What is the number of lines that include the word "Nick"? Provide only that figure.

━━━━━━

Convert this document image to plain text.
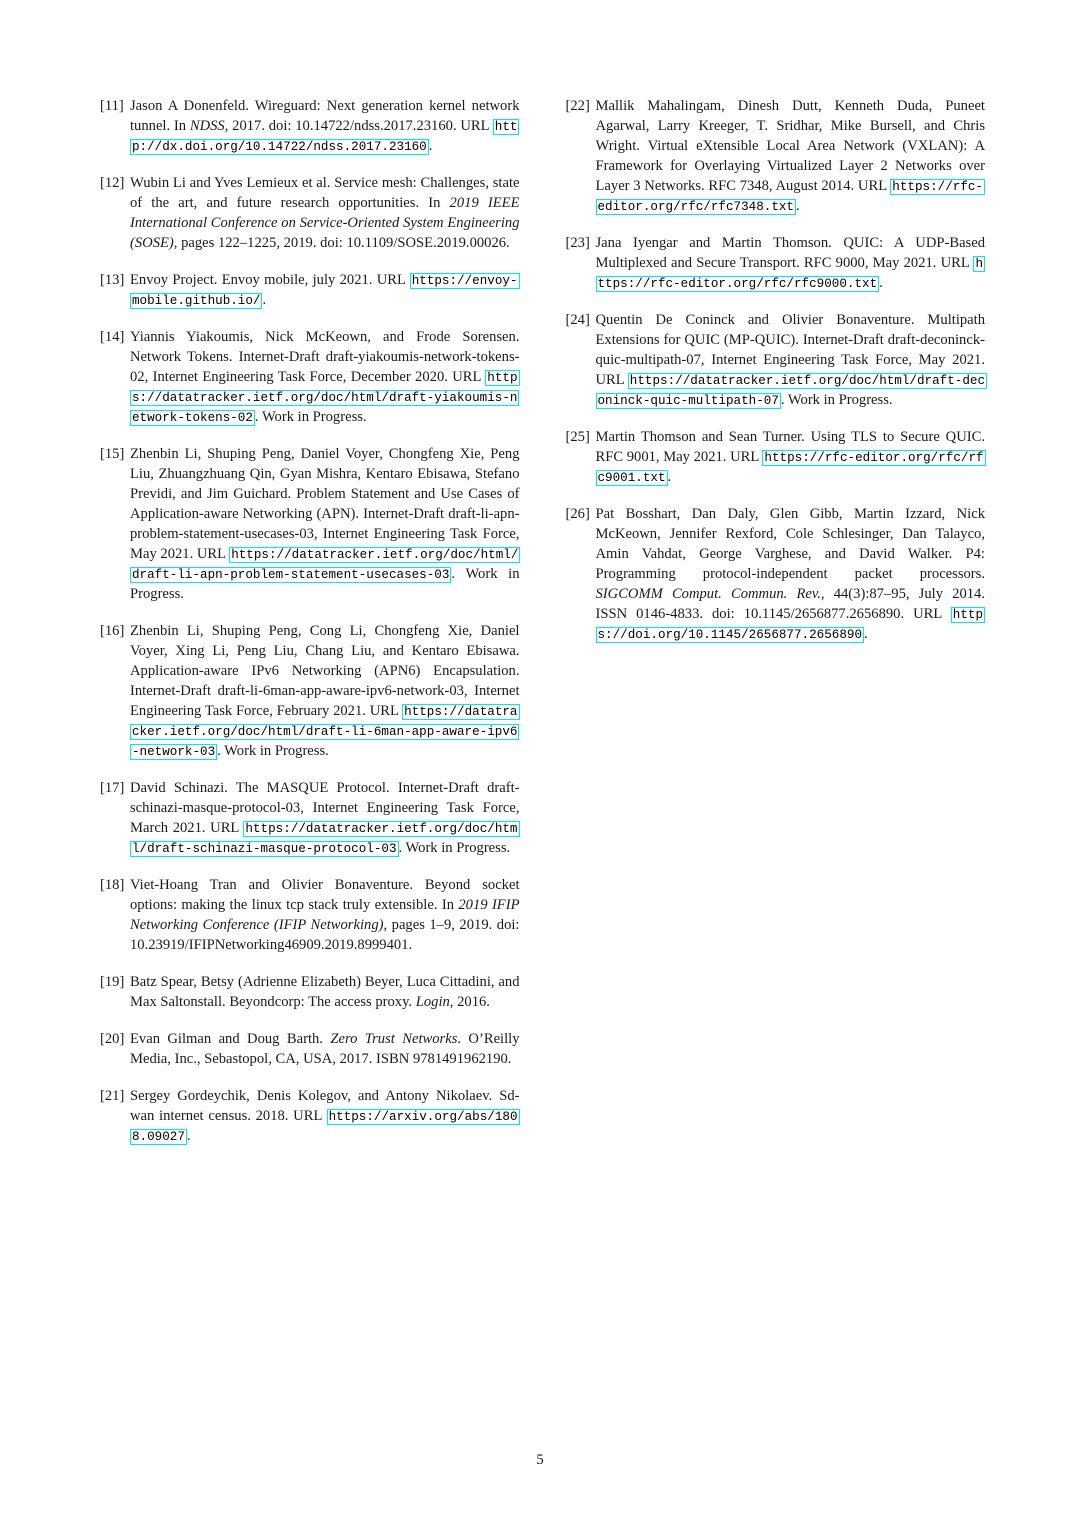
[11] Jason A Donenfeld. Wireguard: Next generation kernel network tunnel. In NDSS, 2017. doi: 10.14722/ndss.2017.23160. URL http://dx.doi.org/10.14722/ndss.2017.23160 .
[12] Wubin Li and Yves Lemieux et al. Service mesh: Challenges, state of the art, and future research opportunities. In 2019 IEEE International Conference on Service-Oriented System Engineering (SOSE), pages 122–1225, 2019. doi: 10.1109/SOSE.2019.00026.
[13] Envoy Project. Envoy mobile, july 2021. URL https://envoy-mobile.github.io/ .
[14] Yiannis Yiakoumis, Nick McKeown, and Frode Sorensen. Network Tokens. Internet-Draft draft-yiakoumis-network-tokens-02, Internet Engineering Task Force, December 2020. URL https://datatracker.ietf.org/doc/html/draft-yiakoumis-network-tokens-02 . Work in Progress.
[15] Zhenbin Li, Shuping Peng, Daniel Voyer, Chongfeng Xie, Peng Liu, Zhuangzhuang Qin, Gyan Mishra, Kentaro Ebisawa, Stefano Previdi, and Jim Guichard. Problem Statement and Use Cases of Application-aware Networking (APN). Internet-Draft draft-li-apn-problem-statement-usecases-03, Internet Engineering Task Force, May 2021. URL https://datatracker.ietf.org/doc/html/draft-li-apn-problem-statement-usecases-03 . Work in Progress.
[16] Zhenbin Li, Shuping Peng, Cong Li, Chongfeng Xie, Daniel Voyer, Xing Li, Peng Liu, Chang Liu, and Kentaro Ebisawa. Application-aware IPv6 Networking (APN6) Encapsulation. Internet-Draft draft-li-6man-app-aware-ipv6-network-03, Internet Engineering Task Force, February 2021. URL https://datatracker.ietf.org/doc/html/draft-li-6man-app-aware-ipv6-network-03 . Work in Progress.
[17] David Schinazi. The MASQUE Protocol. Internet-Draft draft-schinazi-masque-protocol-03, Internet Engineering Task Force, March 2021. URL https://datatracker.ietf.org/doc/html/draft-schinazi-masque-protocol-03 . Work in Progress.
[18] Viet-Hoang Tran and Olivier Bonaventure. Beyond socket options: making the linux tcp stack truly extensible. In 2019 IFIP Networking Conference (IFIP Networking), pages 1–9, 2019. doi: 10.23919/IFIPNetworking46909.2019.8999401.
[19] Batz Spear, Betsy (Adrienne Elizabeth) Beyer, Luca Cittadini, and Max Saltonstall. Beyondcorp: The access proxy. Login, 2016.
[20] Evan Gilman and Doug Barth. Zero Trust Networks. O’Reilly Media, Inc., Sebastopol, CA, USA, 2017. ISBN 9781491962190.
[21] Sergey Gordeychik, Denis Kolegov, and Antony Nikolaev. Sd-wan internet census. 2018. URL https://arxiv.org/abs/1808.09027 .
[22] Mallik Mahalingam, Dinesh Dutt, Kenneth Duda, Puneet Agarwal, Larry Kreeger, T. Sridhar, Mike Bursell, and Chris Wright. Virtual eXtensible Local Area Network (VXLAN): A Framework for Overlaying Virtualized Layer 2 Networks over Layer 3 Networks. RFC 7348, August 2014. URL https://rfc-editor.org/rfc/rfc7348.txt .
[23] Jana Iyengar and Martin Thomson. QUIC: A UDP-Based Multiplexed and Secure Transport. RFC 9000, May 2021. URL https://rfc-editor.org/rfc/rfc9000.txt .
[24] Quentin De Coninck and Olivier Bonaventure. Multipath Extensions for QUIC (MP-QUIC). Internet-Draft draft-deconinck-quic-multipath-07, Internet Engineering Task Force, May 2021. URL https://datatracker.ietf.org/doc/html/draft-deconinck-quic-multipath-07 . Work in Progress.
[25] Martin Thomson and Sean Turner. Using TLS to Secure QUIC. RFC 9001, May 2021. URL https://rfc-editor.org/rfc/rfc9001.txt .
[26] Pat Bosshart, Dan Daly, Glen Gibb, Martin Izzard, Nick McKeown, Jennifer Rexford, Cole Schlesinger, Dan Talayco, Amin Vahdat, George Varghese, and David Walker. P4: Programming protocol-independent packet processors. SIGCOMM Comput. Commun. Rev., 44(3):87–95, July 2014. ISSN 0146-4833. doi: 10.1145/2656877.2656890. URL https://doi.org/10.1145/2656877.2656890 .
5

━━━━━━

Solution below:
2